» **Stated exercise**
Scan the data below for the string "Convert". Copy every line where it appears.

» **Records shown**

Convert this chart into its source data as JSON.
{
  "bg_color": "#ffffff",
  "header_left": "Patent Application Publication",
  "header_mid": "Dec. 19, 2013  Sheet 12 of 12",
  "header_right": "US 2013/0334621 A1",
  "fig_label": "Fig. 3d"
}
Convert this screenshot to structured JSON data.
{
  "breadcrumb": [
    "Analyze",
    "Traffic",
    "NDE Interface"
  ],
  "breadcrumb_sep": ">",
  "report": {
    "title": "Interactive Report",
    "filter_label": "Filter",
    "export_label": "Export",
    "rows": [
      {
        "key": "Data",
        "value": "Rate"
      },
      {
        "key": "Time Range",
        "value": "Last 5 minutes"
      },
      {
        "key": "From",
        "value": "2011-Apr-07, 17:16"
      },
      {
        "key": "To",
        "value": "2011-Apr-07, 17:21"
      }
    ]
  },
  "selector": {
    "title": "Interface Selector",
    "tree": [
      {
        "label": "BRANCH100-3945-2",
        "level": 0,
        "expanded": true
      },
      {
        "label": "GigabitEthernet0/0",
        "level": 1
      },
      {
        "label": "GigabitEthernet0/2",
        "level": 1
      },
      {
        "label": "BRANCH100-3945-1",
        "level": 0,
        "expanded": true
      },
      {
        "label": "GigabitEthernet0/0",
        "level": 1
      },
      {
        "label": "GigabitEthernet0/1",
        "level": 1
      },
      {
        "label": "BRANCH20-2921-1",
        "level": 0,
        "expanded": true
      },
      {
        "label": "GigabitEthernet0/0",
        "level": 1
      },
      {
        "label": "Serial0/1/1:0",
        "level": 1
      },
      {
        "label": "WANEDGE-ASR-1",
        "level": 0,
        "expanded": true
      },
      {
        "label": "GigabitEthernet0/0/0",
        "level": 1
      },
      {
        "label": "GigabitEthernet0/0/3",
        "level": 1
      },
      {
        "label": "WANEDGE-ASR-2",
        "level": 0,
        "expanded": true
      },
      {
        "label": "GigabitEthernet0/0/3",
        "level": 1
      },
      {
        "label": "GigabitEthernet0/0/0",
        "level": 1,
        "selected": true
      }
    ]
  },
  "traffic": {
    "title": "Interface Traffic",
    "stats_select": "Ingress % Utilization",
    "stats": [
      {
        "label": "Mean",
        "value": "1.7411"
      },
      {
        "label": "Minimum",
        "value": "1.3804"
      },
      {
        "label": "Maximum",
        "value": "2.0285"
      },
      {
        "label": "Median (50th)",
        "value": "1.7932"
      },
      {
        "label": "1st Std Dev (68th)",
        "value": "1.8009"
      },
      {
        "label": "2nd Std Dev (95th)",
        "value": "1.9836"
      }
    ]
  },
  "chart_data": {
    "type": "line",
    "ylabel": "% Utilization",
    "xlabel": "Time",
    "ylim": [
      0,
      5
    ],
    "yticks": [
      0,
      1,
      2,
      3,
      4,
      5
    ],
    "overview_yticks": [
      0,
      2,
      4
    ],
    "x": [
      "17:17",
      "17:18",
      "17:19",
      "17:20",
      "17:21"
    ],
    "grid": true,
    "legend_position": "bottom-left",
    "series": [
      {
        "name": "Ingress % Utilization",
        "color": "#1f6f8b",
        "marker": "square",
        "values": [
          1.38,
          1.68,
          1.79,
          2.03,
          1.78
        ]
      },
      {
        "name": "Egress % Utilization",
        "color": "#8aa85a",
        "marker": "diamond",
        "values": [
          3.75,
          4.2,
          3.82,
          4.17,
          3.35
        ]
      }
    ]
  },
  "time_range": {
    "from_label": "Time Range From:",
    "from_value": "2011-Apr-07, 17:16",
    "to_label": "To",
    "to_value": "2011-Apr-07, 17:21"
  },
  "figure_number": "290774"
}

» **Correct answer**
Convert this chart into its source data as JSON.
Convert this screenshot to structured JSON data.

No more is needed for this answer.